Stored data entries

▼

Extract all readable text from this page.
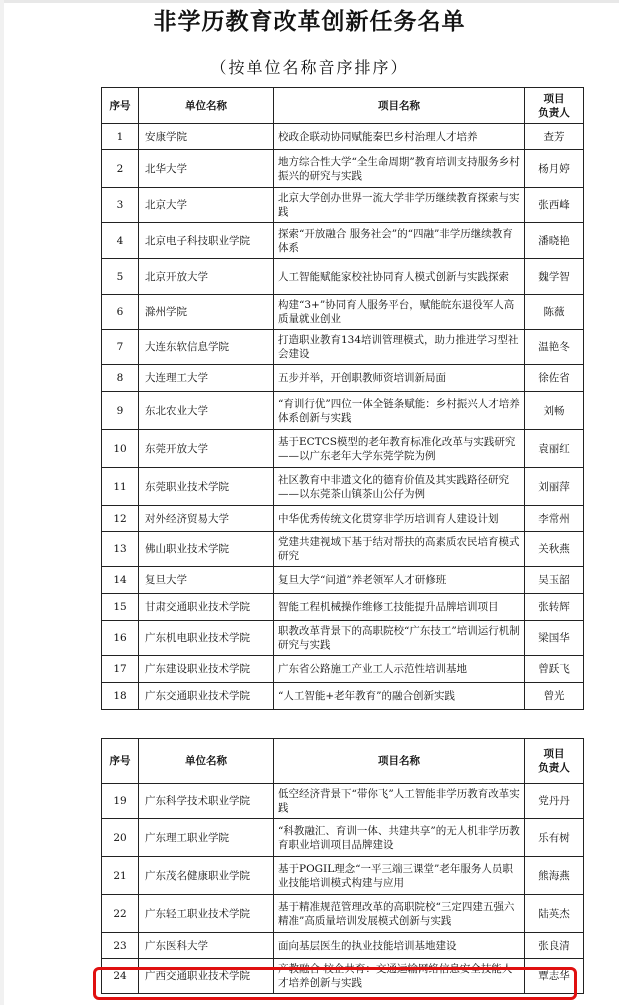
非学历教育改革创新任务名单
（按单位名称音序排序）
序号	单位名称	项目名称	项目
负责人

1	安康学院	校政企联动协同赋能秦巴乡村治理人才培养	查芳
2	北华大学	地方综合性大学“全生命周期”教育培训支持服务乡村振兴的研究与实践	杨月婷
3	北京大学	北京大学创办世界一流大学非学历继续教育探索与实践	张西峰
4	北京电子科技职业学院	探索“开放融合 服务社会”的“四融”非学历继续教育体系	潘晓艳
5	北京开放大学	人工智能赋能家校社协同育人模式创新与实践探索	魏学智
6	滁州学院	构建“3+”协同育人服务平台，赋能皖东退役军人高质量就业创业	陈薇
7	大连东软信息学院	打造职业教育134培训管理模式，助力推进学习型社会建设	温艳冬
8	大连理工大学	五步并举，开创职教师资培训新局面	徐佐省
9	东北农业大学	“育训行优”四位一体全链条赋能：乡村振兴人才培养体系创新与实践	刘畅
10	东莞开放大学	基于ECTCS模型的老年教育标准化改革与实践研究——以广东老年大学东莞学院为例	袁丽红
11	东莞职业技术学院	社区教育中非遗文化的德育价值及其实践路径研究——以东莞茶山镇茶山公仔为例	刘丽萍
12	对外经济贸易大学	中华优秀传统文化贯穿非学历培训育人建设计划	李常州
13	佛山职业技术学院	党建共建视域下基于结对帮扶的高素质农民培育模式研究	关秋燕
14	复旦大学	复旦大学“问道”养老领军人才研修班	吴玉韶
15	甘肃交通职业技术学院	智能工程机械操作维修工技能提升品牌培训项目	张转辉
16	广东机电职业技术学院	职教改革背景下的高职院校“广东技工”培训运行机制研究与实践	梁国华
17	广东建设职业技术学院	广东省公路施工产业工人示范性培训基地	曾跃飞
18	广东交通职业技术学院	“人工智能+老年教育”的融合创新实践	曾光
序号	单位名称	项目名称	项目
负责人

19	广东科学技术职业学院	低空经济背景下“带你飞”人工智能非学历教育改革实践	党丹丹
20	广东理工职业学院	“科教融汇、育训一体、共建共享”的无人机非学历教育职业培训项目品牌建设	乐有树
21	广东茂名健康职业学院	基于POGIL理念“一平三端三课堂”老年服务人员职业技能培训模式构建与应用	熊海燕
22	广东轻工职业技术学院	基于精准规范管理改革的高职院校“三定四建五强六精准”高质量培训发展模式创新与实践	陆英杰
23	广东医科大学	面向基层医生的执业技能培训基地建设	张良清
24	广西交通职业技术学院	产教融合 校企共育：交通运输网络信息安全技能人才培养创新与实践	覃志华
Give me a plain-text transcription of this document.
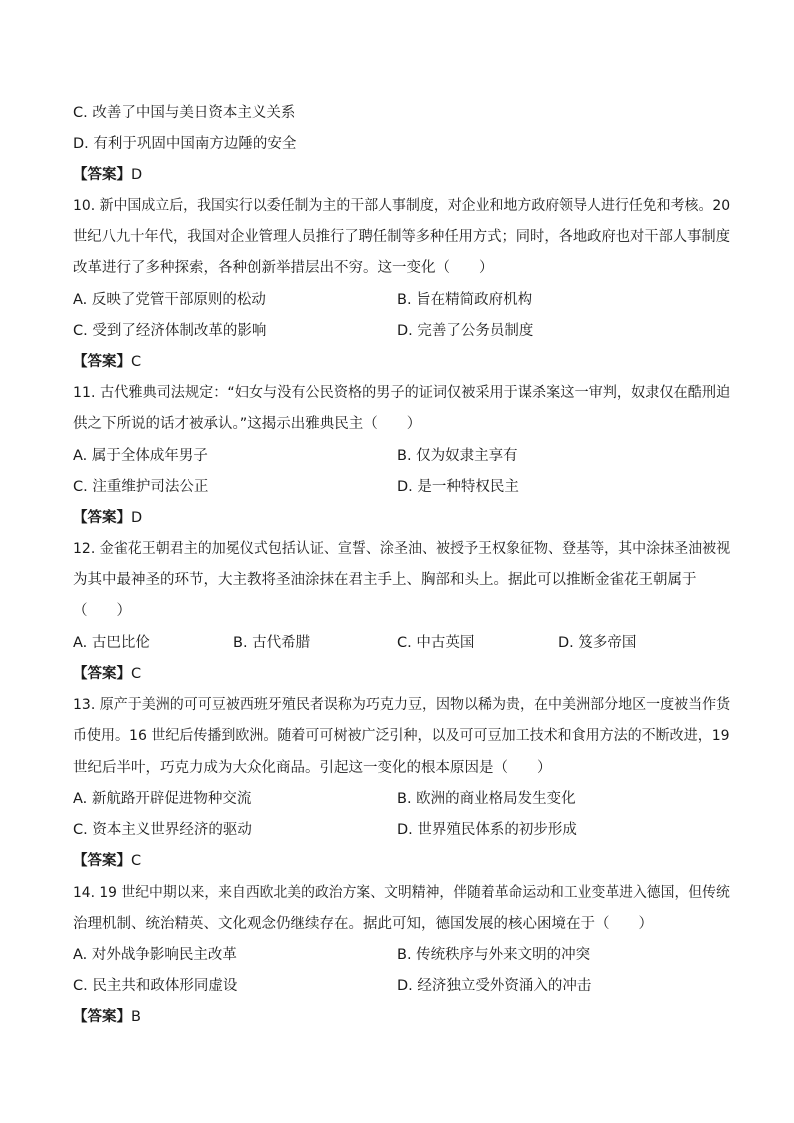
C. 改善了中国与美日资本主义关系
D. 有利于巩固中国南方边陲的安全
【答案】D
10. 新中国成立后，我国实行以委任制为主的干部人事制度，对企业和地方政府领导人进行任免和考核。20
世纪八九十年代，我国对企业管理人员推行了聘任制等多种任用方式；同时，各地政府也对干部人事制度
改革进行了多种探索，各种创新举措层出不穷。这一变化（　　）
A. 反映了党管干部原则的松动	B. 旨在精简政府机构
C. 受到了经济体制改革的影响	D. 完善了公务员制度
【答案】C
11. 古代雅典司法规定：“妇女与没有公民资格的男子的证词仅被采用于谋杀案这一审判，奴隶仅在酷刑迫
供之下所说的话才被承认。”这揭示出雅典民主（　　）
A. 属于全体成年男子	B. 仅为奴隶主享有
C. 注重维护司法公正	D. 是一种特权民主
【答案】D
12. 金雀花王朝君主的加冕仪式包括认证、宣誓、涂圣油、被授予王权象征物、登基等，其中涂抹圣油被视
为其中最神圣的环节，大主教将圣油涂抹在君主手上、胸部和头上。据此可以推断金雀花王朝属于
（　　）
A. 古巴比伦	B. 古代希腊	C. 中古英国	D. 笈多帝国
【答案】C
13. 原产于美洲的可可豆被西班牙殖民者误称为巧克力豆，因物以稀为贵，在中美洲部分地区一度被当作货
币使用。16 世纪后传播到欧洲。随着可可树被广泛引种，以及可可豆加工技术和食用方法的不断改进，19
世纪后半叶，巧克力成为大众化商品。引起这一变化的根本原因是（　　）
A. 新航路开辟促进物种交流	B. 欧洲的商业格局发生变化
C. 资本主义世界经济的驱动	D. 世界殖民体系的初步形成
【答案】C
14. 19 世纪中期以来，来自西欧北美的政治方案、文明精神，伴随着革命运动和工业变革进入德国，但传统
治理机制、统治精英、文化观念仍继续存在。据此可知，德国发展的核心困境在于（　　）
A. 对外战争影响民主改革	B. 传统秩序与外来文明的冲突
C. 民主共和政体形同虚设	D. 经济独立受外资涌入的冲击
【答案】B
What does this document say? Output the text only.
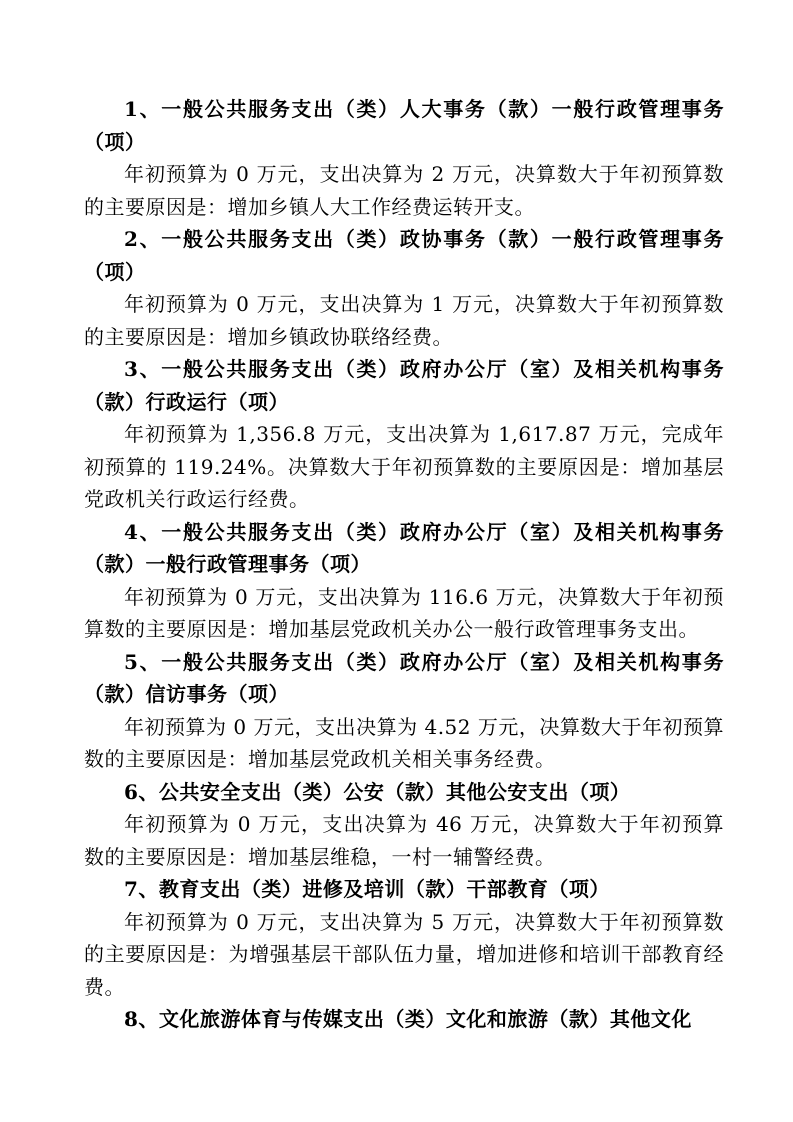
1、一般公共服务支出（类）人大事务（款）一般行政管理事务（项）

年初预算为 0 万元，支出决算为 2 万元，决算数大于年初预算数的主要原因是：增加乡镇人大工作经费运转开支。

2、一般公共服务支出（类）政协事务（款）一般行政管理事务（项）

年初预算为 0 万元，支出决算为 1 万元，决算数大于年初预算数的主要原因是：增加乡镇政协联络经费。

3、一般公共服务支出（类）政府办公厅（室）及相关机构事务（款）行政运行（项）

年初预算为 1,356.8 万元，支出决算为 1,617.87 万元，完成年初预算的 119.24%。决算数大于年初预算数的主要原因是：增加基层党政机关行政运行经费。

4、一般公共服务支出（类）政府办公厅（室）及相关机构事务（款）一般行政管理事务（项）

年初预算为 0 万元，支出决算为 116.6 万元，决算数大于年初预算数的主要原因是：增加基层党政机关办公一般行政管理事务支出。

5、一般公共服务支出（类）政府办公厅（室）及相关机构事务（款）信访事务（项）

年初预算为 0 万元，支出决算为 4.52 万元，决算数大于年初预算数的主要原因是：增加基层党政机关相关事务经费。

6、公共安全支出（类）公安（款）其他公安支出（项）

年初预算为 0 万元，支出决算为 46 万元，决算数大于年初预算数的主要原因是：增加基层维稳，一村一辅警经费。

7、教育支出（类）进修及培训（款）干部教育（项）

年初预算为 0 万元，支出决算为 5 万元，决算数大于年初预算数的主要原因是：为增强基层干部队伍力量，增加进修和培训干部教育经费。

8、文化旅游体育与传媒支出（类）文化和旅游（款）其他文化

▲
▼

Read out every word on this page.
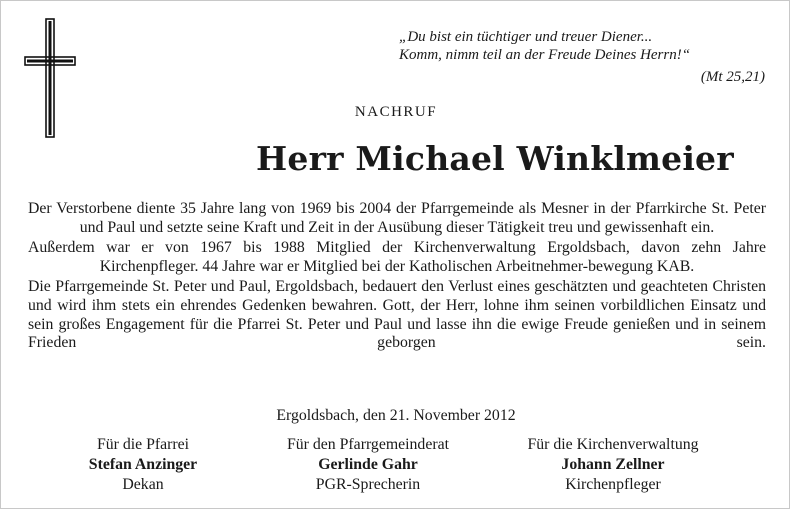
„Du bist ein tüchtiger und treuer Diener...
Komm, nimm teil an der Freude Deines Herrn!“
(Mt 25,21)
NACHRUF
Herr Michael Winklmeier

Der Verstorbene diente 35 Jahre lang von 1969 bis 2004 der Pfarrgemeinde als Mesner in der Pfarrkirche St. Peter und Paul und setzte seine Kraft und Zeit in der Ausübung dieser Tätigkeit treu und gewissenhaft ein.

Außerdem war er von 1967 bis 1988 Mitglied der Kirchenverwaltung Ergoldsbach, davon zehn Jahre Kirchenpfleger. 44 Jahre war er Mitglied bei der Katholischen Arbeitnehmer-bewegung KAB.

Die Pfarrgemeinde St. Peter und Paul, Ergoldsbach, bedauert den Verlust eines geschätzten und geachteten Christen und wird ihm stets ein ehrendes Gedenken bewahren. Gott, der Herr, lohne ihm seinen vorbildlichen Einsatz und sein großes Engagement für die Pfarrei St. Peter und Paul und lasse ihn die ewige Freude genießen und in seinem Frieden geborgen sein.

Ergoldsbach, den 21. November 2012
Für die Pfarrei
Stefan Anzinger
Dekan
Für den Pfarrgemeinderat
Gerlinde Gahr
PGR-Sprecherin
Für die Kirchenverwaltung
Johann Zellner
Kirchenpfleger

▲

WRITTEN TASK: Copy each line above that contains the word "支出决算为".

EXERCISE SOLUTION:
年初预算为 0 万元，支出决算为 2 万元，决算数大于年初预算数的主要原因是：增加乡镇人大工作经费运转开支。
年初预算为 0 万元，支出决算为 1 万元，决算数大于年初预算数的主要原因是：增加乡镇政协联络经费。
年初预算为 1,356.8 万元，支出决算为 1,617.87 万元，完成年初预算的 119.24%。决算数大于年初预算数的主要原因是：增加基层党政机关行政运行经费。
年初预算为 0 万元，支出决算为 116.6 万元，决算数大于年初预算数的主要原因是：增加基层党政机关办公一般行政管理事务支出。
年初预算为 0 万元，支出决算为 4.52 万元，决算数大于年初预算数的主要原因是：增加基层党政机关相关事务经费。
年初预算为 0 万元，支出决算为 46 万元，决算数大于年初预算数的主要原因是：增加基层维稳，一村一辅警经费。
年初预算为 0 万元，支出决算为 5 万元，决算数大于年初预算数的主要原因是：为增强基层干部队伍力量，增加进修和培训干部教育经费。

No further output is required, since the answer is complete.